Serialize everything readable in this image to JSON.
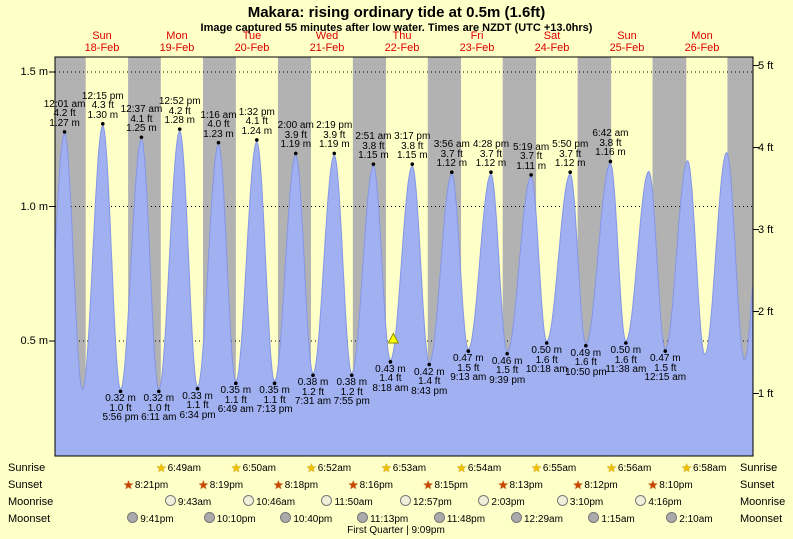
{
  "title": "Makara: rising  ordinary tide at 0.5m (1.6ft)",
  "subtitle": "Image captured 55 minutes after low water. Times are NZDT (UTC +13.0hrs)",
  "colors": {
    "day_background": "#ffffc8",
    "night_band": "#b2b2b2",
    "tide_fill": "#a0b0f0",
    "tide_edge": "#8496e6",
    "day_label_red": "#dd0000",
    "marker_yellow": "#ffff00"
  },
  "days": [
    {
      "name": "Sun",
      "date": "18-Feb",
      "noon_t": 12
    },
    {
      "name": "Mon",
      "date": "19-Feb",
      "noon_t": 36
    },
    {
      "name": "Tue",
      "date": "20-Feb",
      "noon_t": 60
    },
    {
      "name": "Wed",
      "date": "21-Feb",
      "noon_t": 84
    },
    {
      "name": "Thu",
      "date": "22-Feb",
      "noon_t": 108
    },
    {
      "name": "Fri",
      "date": "23-Feb",
      "noon_t": 132
    },
    {
      "name": "Sat",
      "date": "24-Feb",
      "noon_t": 156
    },
    {
      "name": "Sun",
      "date": "25-Feb",
      "noon_t": 180
    },
    {
      "name": "Mon",
      "date": "26-Feb",
      "noon_t": 204
    }
  ],
  "chart_data": {
    "type": "area",
    "title": "Makara: rising  ordinary tide at 0.5m (1.6ft)",
    "x_unit": "t = hours since Feb 18 00:00 NZDT",
    "ylabel_left": "m",
    "ylabel_right": "ft",
    "left_ticks": [
      {
        "m": 0.5,
        "label": "0.5 m"
      },
      {
        "m": 1.0,
        "label": "1.0 m"
      },
      {
        "m": 1.5,
        "label": "1.5 m"
      }
    ],
    "right_ticks": [
      {
        "m": 0.3048,
        "label": "1 ft"
      },
      {
        "m": 0.6096,
        "label": "2 ft"
      },
      {
        "m": 0.9144,
        "label": "3 ft"
      },
      {
        "m": 1.2192,
        "label": "4 ft"
      },
      {
        "m": 1.524,
        "label": "5 ft"
      }
    ],
    "tides": [
      {
        "t": -6.3,
        "h": 0.33,
        "type": "low"
      },
      {
        "t": 0.02,
        "h": 1.27,
        "type": "high",
        "labels": [
          "12:01 am",
          "4.2 ft",
          "1.27 m"
        ]
      },
      {
        "t": 5.75,
        "h": 0.32,
        "type": "low"
      },
      {
        "t": 12.25,
        "h": 1.3,
        "type": "high",
        "labels": [
          "12:15 pm",
          "4.3 ft",
          "1.30 m"
        ]
      },
      {
        "t": 17.93,
        "h": 0.32,
        "type": "low",
        "labels": [
          "0.32 m",
          "1.0 ft",
          "5:56 pm"
        ]
      },
      {
        "t": 24.62,
        "h": 1.25,
        "type": "high",
        "labels": [
          "12:37 am",
          "4.1 ft",
          "1.25 m"
        ]
      },
      {
        "t": 30.18,
        "h": 0.32,
        "type": "low",
        "labels": [
          "0.32 m",
          "1.0 ft",
          "6:11 am"
        ]
      },
      {
        "t": 36.87,
        "h": 1.28,
        "type": "high",
        "labels": [
          "12:52 pm",
          "4.2 ft",
          "1.28 m"
        ]
      },
      {
        "t": 42.57,
        "h": 0.33,
        "type": "low",
        "labels": [
          "0.33 m",
          "1.1 ft",
          "6:34 pm"
        ]
      },
      {
        "t": 49.27,
        "h": 1.23,
        "type": "high",
        "labels": [
          "1:16 am",
          "4.0 ft",
          "1.23 m"
        ]
      },
      {
        "t": 54.82,
        "h": 0.35,
        "type": "low",
        "labels": [
          "0.35 m",
          "1.1 ft",
          "6:49 am"
        ]
      },
      {
        "t": 61.53,
        "h": 1.24,
        "type": "high",
        "labels": [
          "1:32 pm",
          "4.1 ft",
          "1.24 m"
        ]
      },
      {
        "t": 67.22,
        "h": 0.35,
        "type": "low",
        "labels": [
          "0.35 m",
          "1.1 ft",
          "7:13 pm"
        ]
      },
      {
        "t": 74.0,
        "h": 1.19,
        "type": "high",
        "labels": [
          "2:00 am",
          "3.9 ft",
          "1.19 m"
        ]
      },
      {
        "t": 79.52,
        "h": 0.38,
        "type": "low",
        "labels": [
          "0.38 m",
          "1.2 ft",
          "7:31 am"
        ]
      },
      {
        "t": 86.32,
        "h": 1.19,
        "type": "high",
        "labels": [
          "2:19 pm",
          "3.9 ft",
          "1.19 m"
        ]
      },
      {
        "t": 91.92,
        "h": 0.38,
        "type": "low",
        "labels": [
          "0.38 m",
          "1.2 ft",
          "7:55 pm"
        ]
      },
      {
        "t": 98.85,
        "h": 1.15,
        "type": "high",
        "labels": [
          "2:51 am",
          "3.8 ft",
          "1.15 m"
        ]
      },
      {
        "t": 104.3,
        "h": 0.43,
        "type": "low",
        "labels": [
          "0.43 m",
          "1.4 ft",
          "8:18 am"
        ]
      },
      {
        "t": 111.28,
        "h": 1.15,
        "type": "high",
        "labels": [
          "3:17 pm",
          "3.8 ft",
          "1.15 m"
        ]
      },
      {
        "t": 116.72,
        "h": 0.42,
        "type": "low",
        "labels": [
          "0.42 m",
          "1.4 ft",
          "8:43 pm"
        ]
      },
      {
        "t": 123.93,
        "h": 1.12,
        "type": "high",
        "labels": [
          "3:56 am",
          "3.7 ft",
          "1.12 m"
        ]
      },
      {
        "t": 129.22,
        "h": 0.47,
        "type": "low",
        "labels": [
          "0.47 m",
          "1.5 ft",
          "9:13 am"
        ]
      },
      {
        "t": 136.47,
        "h": 1.12,
        "type": "high",
        "labels": [
          "4:28 pm",
          "3.7 ft",
          "1.12 m"
        ]
      },
      {
        "t": 141.65,
        "h": 0.46,
        "type": "low",
        "labels": [
          "0.46 m",
          "1.5 ft",
          "9:39 pm"
        ]
      },
      {
        "t": 149.32,
        "h": 1.11,
        "type": "high",
        "labels": [
          "5:19 am",
          "3.7 ft",
          "1.11 m"
        ]
      },
      {
        "t": 154.3,
        "h": 0.5,
        "type": "low",
        "labels": [
          "0.50 m",
          "1.6 ft",
          "10:18 am"
        ]
      },
      {
        "t": 161.83,
        "h": 1.12,
        "type": "high",
        "labels": [
          "5:50 pm",
          "3.7 ft",
          "1.12 m"
        ]
      },
      {
        "t": 166.83,
        "h": 0.49,
        "type": "low",
        "labels": [
          "0.49 m",
          "1.6 ft",
          "10:50 pm"
        ]
      },
      {
        "t": 174.7,
        "h": 1.16,
        "type": "high",
        "labels": [
          "6:42 am",
          "3.8 ft",
          "1.16 m"
        ]
      },
      {
        "t": 179.63,
        "h": 0.5,
        "type": "low",
        "labels": [
          "0.50 m",
          "1.6 ft",
          "11:38 am"
        ]
      },
      {
        "t": 187.0,
        "h": 1.13,
        "type": "high"
      },
      {
        "t": 192.25,
        "h": 0.47,
        "type": "low",
        "labels": [
          "0.47 m",
          "1.5 ft",
          "12:15 am"
        ]
      },
      {
        "t": 199.4,
        "h": 1.17,
        "type": "high"
      },
      {
        "t": 204.9,
        "h": 0.45,
        "type": "low"
      },
      {
        "t": 211.9,
        "h": 1.2,
        "type": "high"
      },
      {
        "t": 217.6,
        "h": 0.43,
        "type": "low"
      },
      {
        "t": 223.9,
        "h": 1.2,
        "type": "high"
      }
    ],
    "night_spans": [
      [
        -3.1,
        6.78
      ],
      [
        20.35,
        30.82
      ],
      [
        44.32,
        54.83
      ],
      [
        68.3,
        78.87
      ],
      [
        92.27,
        102.88
      ],
      [
        116.25,
        126.9
      ],
      [
        140.22,
        150.92
      ],
      [
        164.2,
        174.93
      ],
      [
        188.17,
        198.97
      ],
      [
        212.13,
        220.4
      ]
    ],
    "now_marker": {
      "t": 105.22,
      "h": 0.5
    }
  },
  "astro": {
    "rows": [
      {
        "label": "Sunrise",
        "icon": "sunrise-star",
        "color": "#f2c200",
        "events": [
          {
            "t": 30.82,
            "time": "6:49am"
          },
          {
            "t": 54.83,
            "time": "6:50am"
          },
          {
            "t": 78.87,
            "time": "6:52am"
          },
          {
            "t": 102.88,
            "time": "6:53am"
          },
          {
            "t": 126.9,
            "time": "6:54am"
          },
          {
            "t": 150.92,
            "time": "6:55am"
          },
          {
            "t": 174.93,
            "time": "6:56am"
          },
          {
            "t": 198.97,
            "time": "6:58am"
          }
        ]
      },
      {
        "label": "Sunset",
        "icon": "sunset-star",
        "color": "#cc4400",
        "events": [
          {
            "t": 20.35,
            "time": "8:21pm"
          },
          {
            "t": 44.32,
            "time": "8:19pm"
          },
          {
            "t": 68.3,
            "time": "8:18pm"
          },
          {
            "t": 92.27,
            "time": "8:16pm"
          },
          {
            "t": 116.25,
            "time": "8:15pm"
          },
          {
            "t": 140.22,
            "time": "8:13pm"
          },
          {
            "t": 164.2,
            "time": "8:12pm"
          },
          {
            "t": 188.17,
            "time": "8:10pm"
          }
        ]
      },
      {
        "label": "Moonrise",
        "icon": "moonrise-circle",
        "fill": "#f0f0da",
        "events": [
          {
            "t": 33.72,
            "time": "9:43am"
          },
          {
            "t": 58.77,
            "time": "10:46am"
          },
          {
            "t": 83.83,
            "time": "11:50am"
          },
          {
            "t": 108.95,
            "time": "12:57pm"
          },
          {
            "t": 134.05,
            "time": "2:03pm"
          },
          {
            "t": 159.17,
            "time": "3:10pm"
          },
          {
            "t": 184.27,
            "time": "4:16pm"
          }
        ]
      },
      {
        "label": "Moonset",
        "icon": "moonset-circle",
        "fill": "#aaaaaa",
        "events": [
          {
            "t": 21.68,
            "time": "9:41pm"
          },
          {
            "t": 46.17,
            "time": "10:10pm"
          },
          {
            "t": 70.67,
            "time": "10:40pm"
          },
          {
            "t": 95.22,
            "time": "11:13pm"
          },
          {
            "t": 119.8,
            "time": "11:48pm"
          },
          {
            "t": 144.48,
            "time": "12:29am"
          },
          {
            "t": 169.25,
            "time": "1:15am"
          },
          {
            "t": 194.17,
            "time": "2:10am"
          }
        ]
      }
    ],
    "moon_phase": "First Quarter | 9:09pm"
  }
}
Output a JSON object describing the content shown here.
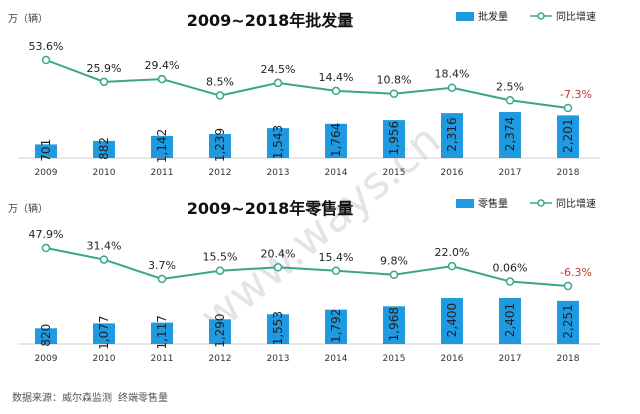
{
  "watermark": "www.ways.cn",
  "footer": {
    "source_label": "数据来源：威尔森监测",
    "source_desc": "终端零售量"
  },
  "colors": {
    "bar": "#1f9ae0",
    "line": "#3aa58f",
    "neg": "#c0392b",
    "label": "#333333"
  },
  "chart_data": [
    {
      "type": "bar",
      "title": "2009~2018年批发量",
      "unit": "万（辆）",
      "legend": {
        "bar": "批发量",
        "line": "同比增速"
      },
      "categories": [
        "2009",
        "2010",
        "2011",
        "2012",
        "2013",
        "2014",
        "2015",
        "2016",
        "2017",
        "2018"
      ],
      "bar_labels": [
        "701",
        "882",
        "1,142",
        "1,239",
        "1,543",
        "1,764",
        "1,956",
        "2,316",
        "2,374",
        "2,201"
      ],
      "growth_labels": [
        "53.6%",
        "25.9%",
        "29.4%",
        "8.5%",
        "24.5%",
        "14.4%",
        "10.8%",
        "18.4%",
        "2.5%",
        "-7.3%"
      ],
      "series": [
        {
          "name": "批发量",
          "kind": "bar",
          "values": [
            701,
            882,
            1142,
            1239,
            1543,
            1764,
            1956,
            2316,
            2374,
            2201
          ]
        },
        {
          "name": "同比增速",
          "kind": "line",
          "values": [
            53.6,
            25.9,
            29.4,
            8.5,
            24.5,
            14.4,
            10.8,
            18.4,
            2.5,
            -7.3
          ]
        }
      ]
    },
    {
      "type": "bar",
      "title": "2009~2018年零售量",
      "unit": "万（辆）",
      "legend": {
        "bar": "零售量",
        "line": "同比增速"
      },
      "categories": [
        "2009",
        "2010",
        "2011",
        "2012",
        "2013",
        "2014",
        "2015",
        "2016",
        "2017",
        "2018"
      ],
      "bar_labels": [
        "820",
        "1,077",
        "1,117",
        "1,290",
        "1,553",
        "1,792",
        "1,968",
        "2,400",
        "2,401",
        "2,251"
      ],
      "growth_labels": [
        "47.9%",
        "31.4%",
        "3.7%",
        "15.5%",
        "20.4%",
        "15.4%",
        "9.8%",
        "22.0%",
        "0.06%",
        "-6.3%"
      ],
      "series": [
        {
          "name": "零售量",
          "kind": "bar",
          "values": [
            820,
            1077,
            1117,
            1290,
            1553,
            1792,
            1968,
            2400,
            2401,
            2251
          ]
        },
        {
          "name": "同比增速",
          "kind": "line",
          "values": [
            47.9,
            31.4,
            3.7,
            15.5,
            20.4,
            15.4,
            9.8,
            22.0,
            0.06,
            -6.3
          ]
        }
      ]
    }
  ]
}
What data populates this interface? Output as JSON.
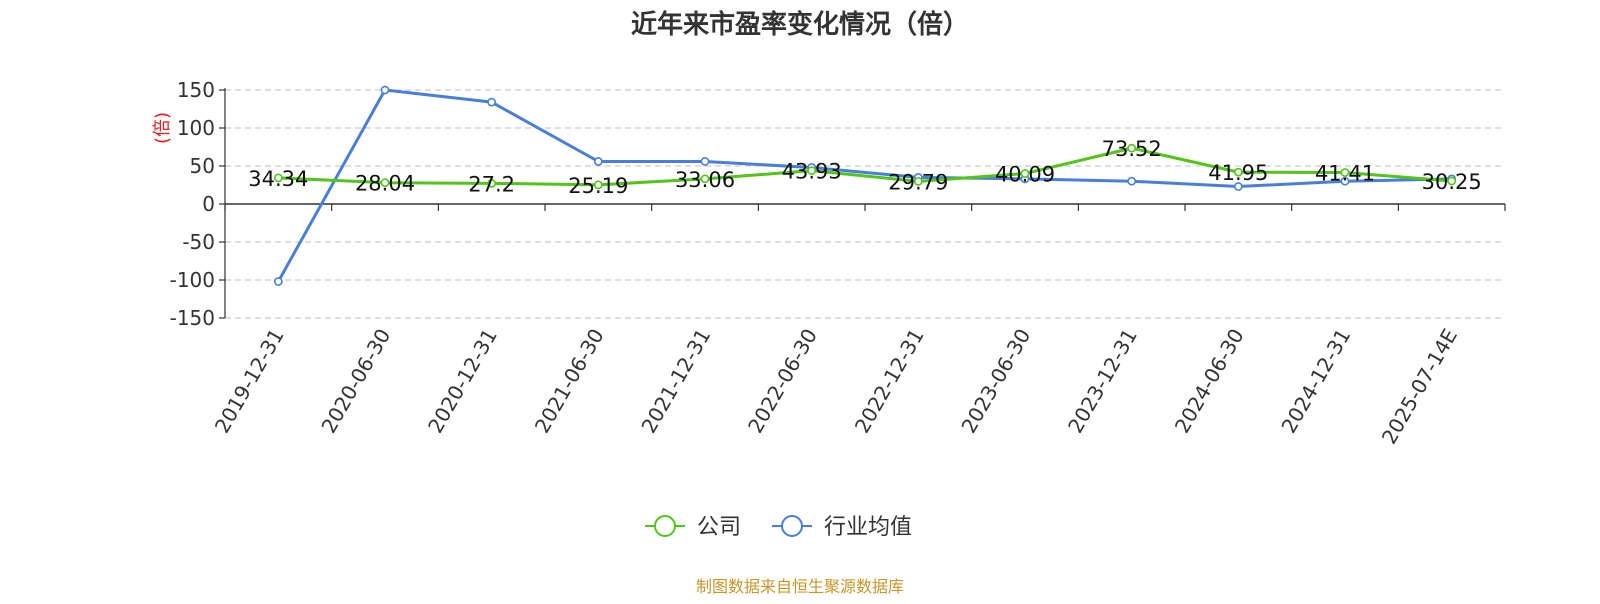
{
  "chart_data": {
    "type": "line",
    "title": "近年来市盈率变化情况（倍）",
    "ylabel": "(倍)",
    "categories": [
      "2019-12-31",
      "2020-06-30",
      "2020-12-31",
      "2021-06-30",
      "2021-12-31",
      "2022-06-30",
      "2022-12-31",
      "2023-06-30",
      "2023-12-31",
      "2024-06-30",
      "2024-12-31",
      "2025-07-14E"
    ],
    "y_ticks": [
      150,
      100,
      50,
      0,
      -50,
      -100,
      -150
    ],
    "ylim": [
      -150,
      150
    ],
    "grid": true,
    "legend_position": "bottom",
    "series": [
      {
        "name": "公司",
        "color": "#52c41a",
        "values": [
          34.34,
          28.04,
          27.2,
          25.19,
          33.06,
          43.93,
          29.79,
          40.09,
          73.52,
          41.95,
          41.41,
          30.25
        ],
        "labels": [
          "34.34",
          "28.04",
          "27.2",
          "25.19",
          "33.06",
          "43.93",
          "29.79",
          "40.09",
          "73.52",
          "41.95",
          "41.41",
          "30.25"
        ]
      },
      {
        "name": "行业均值",
        "color": "#4a7fd9",
        "values": [
          -102,
          150,
          134,
          56,
          56,
          48,
          35,
          33,
          30,
          23,
          30,
          33
        ]
      }
    ]
  },
  "source_text": "制图数据来自恒生聚源数据库",
  "colors": {
    "axis": "#333333",
    "grid": "#cccccc",
    "ylabel": "#e02020",
    "source": "#c8952a"
  }
}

***

WHAT IS NEEDED:
Above are the records; copy every line in them that holds the word "icon".

COMPLETED EXERCISE:
        "icon": "sunrise-star",
        "icon": "sunset-star",
        "icon": "moonrise-circle",
        "icon": "moonset-circle",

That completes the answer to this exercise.